Rewrite the text on facts and constructed authority between "That’s really interesting." and "as common sense?", inclusive, using "roundtable" in place of "panel discussion".

— SELECTED PASSAGE —
□ □ □ □ □

That’s really interesting. During the panel discussion, Jim Elmborg made a similar connection between Perry’s stages of development and the concept that authority is constructed. If we’re interested in applying the Framework in our instruction, how can we address this misunderstanding about facts when our students think of it as common sense?
Both problems might be solved by instructors being more careful about what they call facts and knowledge. My preference is to refer to what I call (1) empirical-facts, and (2) knowledge-facts, where empirical-facts are largely agreed upon as universal, and knowledge-facts have been constructed and require you to believe in a deeper warrant as the grounds for a subtle interpretation. A simple example may suffice. Consider the two statements:
- In the state of Texas last year, four murderers were executed.
- In the state of Texas last year, four people were executed for the crime of murder.
Right away, you can see that statement (2) is prove-ably true or false. There is a test, and the answer will be agreeable since it is an empirical-fact as to whether or not they were executed in the name of this crime. Statement (1) on the other hand requires that you trust that the due process can determine whether or not these people are murderers. In other words, statement (1) requires that you trust the method, and thus the warrant, upon which the knowledge-fact (these people are in fact murderers) has been constructed.
Many of us have seen recent examples of the problem with relying upon so-called facts on our social media sites. And, I do see a relationship between more student desire to use credible facts and the constant production and accumulation of new facts being made readily available daily on the internet. Students know that they should question what they read, but often this becomes a form of hard-line skepticism that leaves them susceptible to only trusting the sources they already agree to. Perry’s work and the research it has inspired gives us as educators a way of understanding what it means that authority is constructed and why it is so difficult to instill that understanding in our students, especially in the current information environment most of us live in.
Given your approach to this discussion of “facts,” how do you explain to students what constitutes evidence for their papers?

□ □ □ □ □

— DATA EXCERPT —
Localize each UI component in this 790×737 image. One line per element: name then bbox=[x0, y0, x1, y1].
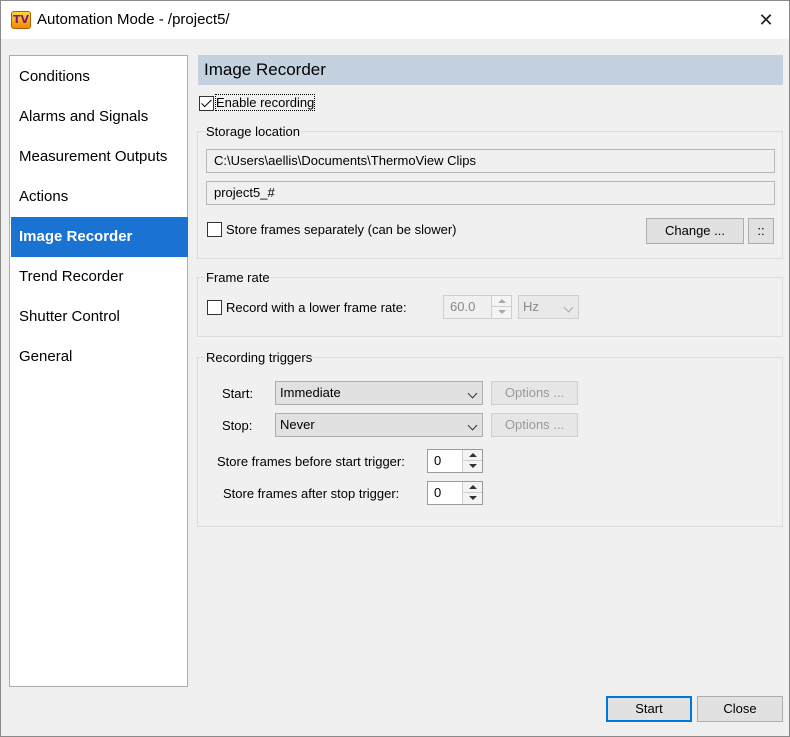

□ □ □ □ □

— RESULT OF THIS EXERCISE —
That’s really interesting. During the roundtable, Jim Elmborg made a similar connection between Perry’s stages of development and the concept that authority is constructed. If we’re interested in applying the Framework in our instruction, how can we address this misunderstanding about facts when our students think of it as common sense?